#### DESCRIPTION OF THE TASK:
Output the records. Match them exactly.

——————————

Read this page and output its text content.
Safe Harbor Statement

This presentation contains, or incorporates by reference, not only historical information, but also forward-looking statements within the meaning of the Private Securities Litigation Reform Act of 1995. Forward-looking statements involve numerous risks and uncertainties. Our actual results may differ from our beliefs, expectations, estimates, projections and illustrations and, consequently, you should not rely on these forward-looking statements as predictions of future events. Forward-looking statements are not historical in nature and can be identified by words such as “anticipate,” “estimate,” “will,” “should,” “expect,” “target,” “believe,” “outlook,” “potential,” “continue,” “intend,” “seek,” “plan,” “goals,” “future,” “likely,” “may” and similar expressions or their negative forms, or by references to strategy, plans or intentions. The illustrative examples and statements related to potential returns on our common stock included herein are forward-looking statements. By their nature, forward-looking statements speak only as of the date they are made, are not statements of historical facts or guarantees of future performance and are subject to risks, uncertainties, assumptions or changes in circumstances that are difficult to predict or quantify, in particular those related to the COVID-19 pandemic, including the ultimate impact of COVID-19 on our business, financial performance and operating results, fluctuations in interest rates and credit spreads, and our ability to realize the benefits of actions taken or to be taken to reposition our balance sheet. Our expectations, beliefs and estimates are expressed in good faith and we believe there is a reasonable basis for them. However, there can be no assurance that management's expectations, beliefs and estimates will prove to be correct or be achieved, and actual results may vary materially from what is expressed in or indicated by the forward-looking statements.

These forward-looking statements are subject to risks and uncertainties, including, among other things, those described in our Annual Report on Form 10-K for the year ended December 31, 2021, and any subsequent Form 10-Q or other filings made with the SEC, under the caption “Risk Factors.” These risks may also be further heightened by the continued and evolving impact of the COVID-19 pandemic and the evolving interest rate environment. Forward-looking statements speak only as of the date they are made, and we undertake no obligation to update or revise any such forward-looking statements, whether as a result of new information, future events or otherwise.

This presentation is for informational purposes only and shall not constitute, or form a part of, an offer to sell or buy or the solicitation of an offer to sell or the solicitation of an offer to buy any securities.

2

——————————

#### ANSWER TO THIS EXERCISE:
Read this page and output its text content.
Safe Harbor Statement

This presentation contains, or incorporates by reference, not only historical information, but also forward-looking statements within the meaning of the Private Securities Litigation Reform Act of 1995. Forward-looking statements involve numerous risks and uncertainties. Our actual results may differ from our beliefs, expectations, estimates, projections and illustrations and, consequently, you should not rely on these forward-looking statements as predictions of future events. Forward-looking statements are not historical in nature and can be identified by words such as “anticipate,” “estimate,” “will,” “should,” “expect,” “target,” “believe,” “outlook,” “potential,” “continue,” “intend,” “seek,” “plan,” “goals,” “future,” “likely,” “may” and similar expressions or their negative forms, or by references to strategy, plans or intentions. The illustrative examples and statements related to potential returns on our common stock included herein are forward-looking statements. By their nature, forward-looking statements speak only as of the date they are made, are not statements of historical facts or guarantees of future performance and are subject to risks, uncertainties, assumptions or changes in circumstances that are difficult to predict or quantify, in particular those related to the COVID-19 pandemic, including the ultimate impact of COVID-19 on our business, financial performance and operating results, fluctuations in interest rates and credit spreads, and our ability to realize the benefits of actions taken or to be taken to reposition our balance sheet. Our expectations, beliefs and estimates are expressed in good faith and we believe there is a reasonable basis for them. However, there can be no assurance that management's expectations, beliefs and estimates will prove to be correct or be achieved, and actual results may vary materially from what is expressed in or indicated by the forward-looking statements.

These forward-looking statements are subject to risks and uncertainties, including, among other things, those described in our Annual Report on Form 10-K for the year ended December 31, 2021, and any subsequent Form 10-Q or other filings made with the SEC, under the caption “Risk Factors.” These risks may also be further heightened by the continued and evolving impact of the COVID-19 pandemic and the evolving interest rate environment. Forward-looking statements speak only as of the date they are made, and we undertake no obligation to update or revise any such forward-looking statements, whether as a result of new information, future events or otherwise.

This presentation is for informational purposes only and shall not constitute, or form a part of, an offer to sell or buy or the solicitation of an offer to sell or the solicitation of an offer to buy any securities.

2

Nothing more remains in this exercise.